__MATERIAL PROVIDED__
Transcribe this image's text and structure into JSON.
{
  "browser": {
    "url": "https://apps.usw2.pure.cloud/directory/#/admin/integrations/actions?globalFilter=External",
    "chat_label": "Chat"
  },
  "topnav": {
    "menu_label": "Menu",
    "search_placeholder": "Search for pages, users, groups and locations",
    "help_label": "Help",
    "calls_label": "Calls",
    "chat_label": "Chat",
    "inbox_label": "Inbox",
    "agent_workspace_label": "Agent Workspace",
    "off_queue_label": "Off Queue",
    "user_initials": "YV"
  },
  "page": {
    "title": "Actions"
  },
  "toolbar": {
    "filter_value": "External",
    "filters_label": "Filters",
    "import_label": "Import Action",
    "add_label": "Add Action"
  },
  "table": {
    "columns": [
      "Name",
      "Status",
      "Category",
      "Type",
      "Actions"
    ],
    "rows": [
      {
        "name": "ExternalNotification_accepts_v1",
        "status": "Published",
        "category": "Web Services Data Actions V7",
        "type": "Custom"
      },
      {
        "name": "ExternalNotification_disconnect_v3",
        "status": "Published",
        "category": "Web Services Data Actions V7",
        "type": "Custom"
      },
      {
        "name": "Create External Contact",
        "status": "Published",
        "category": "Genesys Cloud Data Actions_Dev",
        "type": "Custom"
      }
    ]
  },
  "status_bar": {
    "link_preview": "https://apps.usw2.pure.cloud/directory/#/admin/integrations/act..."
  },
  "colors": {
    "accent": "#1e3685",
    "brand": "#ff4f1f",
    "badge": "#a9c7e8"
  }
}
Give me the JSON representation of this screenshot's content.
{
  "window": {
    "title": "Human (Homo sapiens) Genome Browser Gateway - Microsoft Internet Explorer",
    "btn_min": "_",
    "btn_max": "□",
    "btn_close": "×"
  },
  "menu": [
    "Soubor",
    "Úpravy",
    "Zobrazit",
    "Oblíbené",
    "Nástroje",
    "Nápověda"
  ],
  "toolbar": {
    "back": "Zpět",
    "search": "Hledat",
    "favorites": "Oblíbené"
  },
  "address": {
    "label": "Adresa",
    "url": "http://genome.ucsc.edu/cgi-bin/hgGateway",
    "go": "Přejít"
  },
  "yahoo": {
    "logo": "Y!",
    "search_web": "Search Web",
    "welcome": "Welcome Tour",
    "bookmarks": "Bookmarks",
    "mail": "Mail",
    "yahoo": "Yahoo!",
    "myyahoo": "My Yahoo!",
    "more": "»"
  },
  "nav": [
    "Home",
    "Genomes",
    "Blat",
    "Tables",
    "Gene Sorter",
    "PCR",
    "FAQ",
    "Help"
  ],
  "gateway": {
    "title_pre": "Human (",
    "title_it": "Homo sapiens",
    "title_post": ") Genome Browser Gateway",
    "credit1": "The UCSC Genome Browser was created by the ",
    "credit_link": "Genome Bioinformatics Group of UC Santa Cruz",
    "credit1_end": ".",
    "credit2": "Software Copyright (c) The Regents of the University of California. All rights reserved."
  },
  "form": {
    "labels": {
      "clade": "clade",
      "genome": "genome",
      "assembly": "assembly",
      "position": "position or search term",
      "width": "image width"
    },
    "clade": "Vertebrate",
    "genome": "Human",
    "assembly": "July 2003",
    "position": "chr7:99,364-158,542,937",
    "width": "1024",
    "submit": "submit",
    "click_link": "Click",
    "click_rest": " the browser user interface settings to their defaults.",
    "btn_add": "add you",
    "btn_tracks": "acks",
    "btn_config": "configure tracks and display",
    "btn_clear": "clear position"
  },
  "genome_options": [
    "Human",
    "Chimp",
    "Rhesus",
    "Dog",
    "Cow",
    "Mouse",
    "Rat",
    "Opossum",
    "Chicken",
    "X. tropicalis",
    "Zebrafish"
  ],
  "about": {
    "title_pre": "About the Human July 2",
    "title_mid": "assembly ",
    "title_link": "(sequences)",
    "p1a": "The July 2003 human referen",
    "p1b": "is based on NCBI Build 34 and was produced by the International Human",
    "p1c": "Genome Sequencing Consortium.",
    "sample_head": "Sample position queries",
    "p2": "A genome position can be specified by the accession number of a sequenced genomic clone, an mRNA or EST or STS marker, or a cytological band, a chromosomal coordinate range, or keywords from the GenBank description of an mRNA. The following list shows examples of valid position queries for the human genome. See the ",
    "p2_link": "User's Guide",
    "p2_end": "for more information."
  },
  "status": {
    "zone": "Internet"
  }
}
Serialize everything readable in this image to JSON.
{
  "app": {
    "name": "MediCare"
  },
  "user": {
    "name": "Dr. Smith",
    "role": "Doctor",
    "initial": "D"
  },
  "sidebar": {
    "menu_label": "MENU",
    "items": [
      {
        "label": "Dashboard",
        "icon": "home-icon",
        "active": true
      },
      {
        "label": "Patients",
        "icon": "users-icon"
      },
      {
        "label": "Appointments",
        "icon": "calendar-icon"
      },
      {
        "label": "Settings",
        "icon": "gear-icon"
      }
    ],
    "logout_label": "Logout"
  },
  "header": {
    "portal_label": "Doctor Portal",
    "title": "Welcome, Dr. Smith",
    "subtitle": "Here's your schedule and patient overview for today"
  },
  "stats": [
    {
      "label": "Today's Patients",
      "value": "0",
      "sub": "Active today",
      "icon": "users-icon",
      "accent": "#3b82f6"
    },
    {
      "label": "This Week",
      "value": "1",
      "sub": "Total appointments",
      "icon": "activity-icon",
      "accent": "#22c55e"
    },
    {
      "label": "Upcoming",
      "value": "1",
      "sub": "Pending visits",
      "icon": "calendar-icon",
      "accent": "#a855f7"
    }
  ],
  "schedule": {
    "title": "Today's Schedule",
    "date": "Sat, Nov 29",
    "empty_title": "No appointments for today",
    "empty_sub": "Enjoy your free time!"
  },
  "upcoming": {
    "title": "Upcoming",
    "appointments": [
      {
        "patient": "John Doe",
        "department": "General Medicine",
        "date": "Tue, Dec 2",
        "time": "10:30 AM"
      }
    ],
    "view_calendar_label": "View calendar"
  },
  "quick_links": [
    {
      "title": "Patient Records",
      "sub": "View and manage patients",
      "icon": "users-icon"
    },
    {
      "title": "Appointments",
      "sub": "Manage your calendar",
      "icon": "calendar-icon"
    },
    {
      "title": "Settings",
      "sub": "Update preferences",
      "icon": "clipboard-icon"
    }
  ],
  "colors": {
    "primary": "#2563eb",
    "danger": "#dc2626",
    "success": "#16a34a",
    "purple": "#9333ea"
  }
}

__WHAT YOU SHOULD DO__
The answer must be the lines from the one containing "Serialize everything readable" to the final line of the data above, copied exactly, both included, with nothing added.

__TASK RESULT__
Serialize everything readable in this image to JSON.
{
  "app": {
    "name": "MediCare"
  },
  "user": {
    "name": "Dr. Smith",
    "role": "Doctor",
    "initial": "D"
  },
  "sidebar": {
    "menu_label": "MENU",
    "items": [
      {
        "label": "Dashboard",
        "icon": "home-icon",
        "active": true
      },
      {
        "label": "Patients",
        "icon": "users-icon"
      },
      {
        "label": "Appointments",
        "icon": "calendar-icon"
      },
      {
        "label": "Settings",
        "icon": "gear-icon"
      }
    ],
    "logout_label": "Logout"
  },
  "header": {
    "portal_label": "Doctor Portal",
    "title": "Welcome, Dr. Smith",
    "subtitle": "Here's your schedule and patient overview for today"
  },
  "stats": [
    {
      "label": "Today's Patients",
      "value": "0",
      "sub": "Active today",
      "icon": "users-icon",
      "accent": "#3b82f6"
    },
    {
      "label": "This Week",
      "value": "1",
      "sub": "Total appointments",
      "icon": "activity-icon",
      "accent": "#22c55e"
    },
    {
      "label": "Upcoming",
      "value": "1",
      "sub": "Pending visits",
      "icon": "calendar-icon",
      "accent": "#a855f7"
    }
  ],
  "schedule": {
    "title": "Today's Schedule",
    "date": "Sat, Nov 29",
    "empty_title": "No appointments for today",
    "empty_sub": "Enjoy your free time!"
  },
  "upcoming": {
    "title": "Upcoming",
    "appointments": [
      {
        "patient": "John Doe",
        "department": "General Medicine",
        "date": "Tue, Dec 2",
        "time": "10:30 AM"
      }
    ],
    "view_calendar_label": "View calendar"
  },
  "quick_links": [
    {
      "title": "Patient Records",
      "sub": "View and manage patients",
      "icon": "users-icon"
    },
    {
      "title": "Appointments",
      "sub": "Manage your calendar",
      "icon": "calendar-icon"
    },
    {
      "title": "Settings",
      "sub": "Update preferences",
      "icon": "clipboard-icon"
    }
  ],
  "colors": {
    "primary": "#2563eb",
    "danger": "#dc2626",
    "success": "#16a34a",
    "purple": "#9333ea"
  }
}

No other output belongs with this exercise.